» **GELESENES ANWENDEN**
(1) Wie lang ist der Graben um Homs laut dem Artikel über Syrien bisher?
(2) Geben Sie aus dem Artikel über Syrien den Abschnitt wörtlich zurück, der bei den Worten „Am Wochenende wird“ einsetzt und nach den Worten „ins Land gelangen.“ endet.
(3) Entscheiden Sie für jede Aussage, ob sie mit dem Artikel über Syrien übereinstimmt, und belegen Sie Ihr Ja oder Nein mit den entscheidenden Worten des Artikels. (a) Syrien hat die Einreise von 500 Beobachtern erlaubt. (b) Der syrische Nationalrat hat seinen Hauptsitz in der Türkei. (c) Finanzexperten halten die Isolation Syriens für leicht umsetzbar.

» **TEXT ZUM LESEN**

★ ★ ★ ★ ★

Syrien: Nationalrat befürchtet Massaker trotz Sanktionen

Das Ultimatum der Arabischen Liga hat nichts bewirkt. Assad will trotz allem keine Beobachter im Land. Nun drohen seinem Regime Sanktionen. Der Nationalrat befürchtet ein Massaker in der syrischen Stadt Homs.

Am Wochenende wird die Arabische Liga das weitere Vorgehen gegen Syrien besprechen. Auch nach mehrmaliger Aufforderung wollte Syrien nicht die Einreise von 500 Beobachtern, die das Vorgehen des Militärs bewerten sollten, tolerieren. Die wirtschaftlichen Beziehungen sollen nun komplett eingefroren werden. Finanzexperten glauben allerdings, die Isolation Syriens sei nur sehr schwer zu verwirklichen. Das berichten türkische Medien. Es sei zu befürchten, dass die syrische Regierung Unterstützung von der libanesischen Hisbollah erhalte. Über die Grenze zum Irak könne Damaskus ebenfalls Hilfe bekommen und sogar aus Russland könnten über den Seeweg Lieferungen ins Land gelangen.

Der syrische Nationalrat mit Hauptsitz in der Türkei äußerte weitere Befürchtungen. Um die Stadt Homs werde ein Graben zur Belagerung gebaut, so Ratsmitglied Halit Hoca. Bisher sei der Graben zehn Kilometer lang, fünf Meter breit und 1,5 Meter tief. Die 1,5 Millioenen Einwohner der Stadt hätten bereits Probleme mit der Stromversorgung und die Lebensmittel würden langsam knapp. „Wir befürchten ein Massaker in Homs“, sagt Hoca.

Derweil nehmen die Berichte über neue Opfer in Syrien kein Ende. Am Freitag wurden nach Angaben türkischer Medienberichte bei Protesten 26 Menschen, darunter zwei Kinder, getötet. Der UN-Ausschuss gegen Folter erklärte am Freitag, in Syrien würden Kinder inhaftiert und misshandelt.

★ ★ ★ ★ ★

Daten zur Seitensegmentierung:
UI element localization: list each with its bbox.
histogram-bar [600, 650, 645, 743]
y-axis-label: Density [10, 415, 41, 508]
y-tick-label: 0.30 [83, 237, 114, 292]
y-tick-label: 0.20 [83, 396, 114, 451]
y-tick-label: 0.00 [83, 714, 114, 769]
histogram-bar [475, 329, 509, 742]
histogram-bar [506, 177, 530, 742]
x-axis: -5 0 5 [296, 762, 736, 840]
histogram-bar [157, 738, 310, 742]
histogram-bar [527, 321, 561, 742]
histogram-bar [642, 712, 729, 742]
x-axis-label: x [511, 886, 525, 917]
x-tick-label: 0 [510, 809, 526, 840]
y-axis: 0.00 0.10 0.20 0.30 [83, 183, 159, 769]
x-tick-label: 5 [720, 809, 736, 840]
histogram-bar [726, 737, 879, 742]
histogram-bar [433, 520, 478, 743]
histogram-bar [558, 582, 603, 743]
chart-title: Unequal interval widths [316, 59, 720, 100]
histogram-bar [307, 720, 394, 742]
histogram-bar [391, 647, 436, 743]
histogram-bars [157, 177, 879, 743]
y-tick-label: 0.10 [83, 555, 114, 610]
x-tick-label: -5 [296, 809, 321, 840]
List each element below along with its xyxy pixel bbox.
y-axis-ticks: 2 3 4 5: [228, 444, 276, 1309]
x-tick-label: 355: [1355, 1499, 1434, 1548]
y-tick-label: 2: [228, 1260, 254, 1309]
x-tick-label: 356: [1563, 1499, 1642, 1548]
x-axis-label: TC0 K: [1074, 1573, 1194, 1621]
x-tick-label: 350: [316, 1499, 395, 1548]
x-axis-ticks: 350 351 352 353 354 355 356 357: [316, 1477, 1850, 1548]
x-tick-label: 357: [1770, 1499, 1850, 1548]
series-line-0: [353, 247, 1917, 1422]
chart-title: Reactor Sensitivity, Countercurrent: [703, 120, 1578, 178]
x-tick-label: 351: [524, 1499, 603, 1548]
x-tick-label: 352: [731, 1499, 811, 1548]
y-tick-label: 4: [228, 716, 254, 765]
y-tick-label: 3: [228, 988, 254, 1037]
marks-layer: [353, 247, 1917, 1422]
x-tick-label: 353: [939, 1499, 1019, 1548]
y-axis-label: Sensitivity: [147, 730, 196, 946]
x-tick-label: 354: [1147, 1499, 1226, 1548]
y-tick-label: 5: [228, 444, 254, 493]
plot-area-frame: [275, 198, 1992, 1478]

★ ★ ★ ★ ★

» **DIE LÖSUNGEN**
(1) Zehn Kilometer.

(2)
Am Wochenende wird die Arabische Liga das weitere Vorgehen gegen Syrien besprechen. Auch nach mehrmaliger Aufforderung wollte Syrien nicht die Einreise von 500 Beobachtern, die das Vorgehen des Militärs bewerten sollten, tolerieren. Die wirtschaftlichen Beziehungen sollen nun komplett eingefroren werden. Finanzexperten glauben allerdings, die Isolation Syriens sei nur sehr schwer zu verwirklichen. Das berichten türkische Medien. Es sei zu befürchten, dass die syrische Regierung Unterstützung von der libanesischen Hisbollah erhalte. Über die Grenze zum Irak könne Damaskus ebenfalls Hilfe bekommen und sogar aus Russland könnten über den Seeweg Lieferungen ins Land gelangen.

(3)
(a) Nein: „Auch nach mehrmaliger Aufforderung wollte Syrien nicht die Einreise von 500 Beobachtern, die das Vorgehen des Militärs bewerten sollten, tolerieren.“
(b) Ja: „Der syrische Nationalrat mit Hauptsitz in der Türkei“
(c) Nein: „Finanzexperten glauben allerdings, die Isolation Syriens sei nur sehr schwer zu verwirklichen.“